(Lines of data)
_____

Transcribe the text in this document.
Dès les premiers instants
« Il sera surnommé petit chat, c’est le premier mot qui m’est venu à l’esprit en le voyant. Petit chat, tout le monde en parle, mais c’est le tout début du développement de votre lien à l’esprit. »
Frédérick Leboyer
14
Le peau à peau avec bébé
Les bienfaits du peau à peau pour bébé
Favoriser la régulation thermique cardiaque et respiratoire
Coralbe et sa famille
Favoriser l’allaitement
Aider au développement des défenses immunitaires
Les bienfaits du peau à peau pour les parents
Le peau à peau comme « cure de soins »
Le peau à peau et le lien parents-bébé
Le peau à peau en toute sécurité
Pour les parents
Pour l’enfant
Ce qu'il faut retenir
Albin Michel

_____

Problem details:
Print all of the entries exactly as they are written.

Output:
Transcribe the text in this document.
Dès les premiers instants
« Il sera surnommé petit chat, c’est le premier mot qui m’est venu à l’esprit en le voyant. Petit chat, tout le monde en parle, mais c’est le tout début du développement de votre lien à l’esprit. »
Frédérick Leboyer
14
Le peau à peau avec bébé
Les bienfaits du peau à peau pour bébé
Favoriser la régulation thermique cardiaque et respiratoire
Coralbe et sa famille
Favoriser l’allaitement
Aider au développement des défenses immunitaires
Les bienfaits du peau à peau pour les parents
Le peau à peau comme « cure de soins »
Le peau à peau et le lien parents-bébé
Le peau à peau en toute sécurité
Pour les parents
Pour l’enfant
Ce qu'il faut retenir
Albin Michel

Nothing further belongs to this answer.